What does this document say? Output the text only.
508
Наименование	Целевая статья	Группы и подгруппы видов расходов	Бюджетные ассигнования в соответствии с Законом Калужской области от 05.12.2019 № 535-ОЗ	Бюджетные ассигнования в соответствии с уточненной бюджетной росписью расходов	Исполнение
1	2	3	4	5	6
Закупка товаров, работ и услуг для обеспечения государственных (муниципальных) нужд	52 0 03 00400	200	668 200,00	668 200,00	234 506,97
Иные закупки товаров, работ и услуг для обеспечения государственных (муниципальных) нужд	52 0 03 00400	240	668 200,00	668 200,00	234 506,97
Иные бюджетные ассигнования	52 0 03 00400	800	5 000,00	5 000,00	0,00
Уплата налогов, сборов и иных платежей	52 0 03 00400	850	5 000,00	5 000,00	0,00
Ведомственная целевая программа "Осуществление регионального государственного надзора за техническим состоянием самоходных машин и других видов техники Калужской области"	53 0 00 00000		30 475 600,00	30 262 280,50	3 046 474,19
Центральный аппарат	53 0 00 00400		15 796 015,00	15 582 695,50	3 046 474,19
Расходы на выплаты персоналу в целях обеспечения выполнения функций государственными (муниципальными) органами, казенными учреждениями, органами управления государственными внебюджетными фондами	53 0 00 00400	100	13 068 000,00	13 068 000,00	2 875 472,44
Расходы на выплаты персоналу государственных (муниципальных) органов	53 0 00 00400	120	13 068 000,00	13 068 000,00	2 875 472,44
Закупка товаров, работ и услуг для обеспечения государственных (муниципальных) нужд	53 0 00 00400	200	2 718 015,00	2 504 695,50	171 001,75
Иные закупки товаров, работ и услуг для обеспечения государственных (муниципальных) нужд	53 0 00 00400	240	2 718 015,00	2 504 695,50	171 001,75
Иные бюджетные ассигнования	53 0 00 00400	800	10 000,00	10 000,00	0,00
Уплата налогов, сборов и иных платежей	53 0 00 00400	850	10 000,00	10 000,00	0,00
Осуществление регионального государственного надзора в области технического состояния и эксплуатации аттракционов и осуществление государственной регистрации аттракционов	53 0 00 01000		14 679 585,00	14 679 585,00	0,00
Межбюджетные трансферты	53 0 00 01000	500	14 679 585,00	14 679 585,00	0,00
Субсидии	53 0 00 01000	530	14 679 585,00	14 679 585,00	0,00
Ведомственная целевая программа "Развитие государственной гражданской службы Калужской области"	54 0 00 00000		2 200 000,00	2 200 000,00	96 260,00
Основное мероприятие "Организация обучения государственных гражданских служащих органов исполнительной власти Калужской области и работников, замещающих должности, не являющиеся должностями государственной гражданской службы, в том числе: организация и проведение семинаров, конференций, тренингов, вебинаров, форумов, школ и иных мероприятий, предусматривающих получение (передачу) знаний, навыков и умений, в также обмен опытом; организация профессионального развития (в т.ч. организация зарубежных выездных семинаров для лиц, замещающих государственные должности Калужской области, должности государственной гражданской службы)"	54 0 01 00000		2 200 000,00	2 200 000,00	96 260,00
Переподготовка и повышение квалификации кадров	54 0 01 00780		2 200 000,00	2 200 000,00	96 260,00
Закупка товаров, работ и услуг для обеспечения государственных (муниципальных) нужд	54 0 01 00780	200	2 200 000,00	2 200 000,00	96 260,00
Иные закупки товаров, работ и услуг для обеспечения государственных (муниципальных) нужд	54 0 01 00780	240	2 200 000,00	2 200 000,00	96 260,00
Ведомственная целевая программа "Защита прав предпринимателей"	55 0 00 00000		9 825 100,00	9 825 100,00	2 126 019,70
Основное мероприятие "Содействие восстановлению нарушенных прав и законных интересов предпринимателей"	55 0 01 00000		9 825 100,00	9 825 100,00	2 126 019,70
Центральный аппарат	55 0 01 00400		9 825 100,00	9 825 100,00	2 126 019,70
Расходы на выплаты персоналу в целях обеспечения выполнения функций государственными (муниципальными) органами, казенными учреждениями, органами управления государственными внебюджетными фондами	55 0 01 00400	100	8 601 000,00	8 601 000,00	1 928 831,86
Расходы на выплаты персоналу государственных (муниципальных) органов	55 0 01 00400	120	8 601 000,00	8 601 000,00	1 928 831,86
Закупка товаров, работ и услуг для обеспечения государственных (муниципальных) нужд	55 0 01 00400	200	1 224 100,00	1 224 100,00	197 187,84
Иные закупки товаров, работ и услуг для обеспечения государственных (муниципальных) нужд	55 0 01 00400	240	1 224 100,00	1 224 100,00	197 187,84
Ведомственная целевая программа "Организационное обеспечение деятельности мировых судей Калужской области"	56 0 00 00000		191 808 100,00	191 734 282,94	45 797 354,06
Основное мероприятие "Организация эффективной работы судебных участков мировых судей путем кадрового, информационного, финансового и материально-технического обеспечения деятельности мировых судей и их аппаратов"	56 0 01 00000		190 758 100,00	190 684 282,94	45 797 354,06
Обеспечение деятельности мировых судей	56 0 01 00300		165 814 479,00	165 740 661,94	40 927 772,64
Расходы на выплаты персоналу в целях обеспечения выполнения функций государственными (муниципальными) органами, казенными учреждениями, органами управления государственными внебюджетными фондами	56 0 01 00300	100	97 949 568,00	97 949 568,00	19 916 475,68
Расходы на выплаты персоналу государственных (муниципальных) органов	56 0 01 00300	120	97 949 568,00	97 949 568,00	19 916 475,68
===============
Task brief: Identify all lines where the word "сборов" shows up. Copy them.

Response to the task:
Уплата налогов, сборов и иных платежей	52 0 03 00400	850	5 000,00	5 000,00	0,00
Уплата налогов, сборов и иных платежей	53 0 00 00400	850	10 000,00	10 000,00	0,00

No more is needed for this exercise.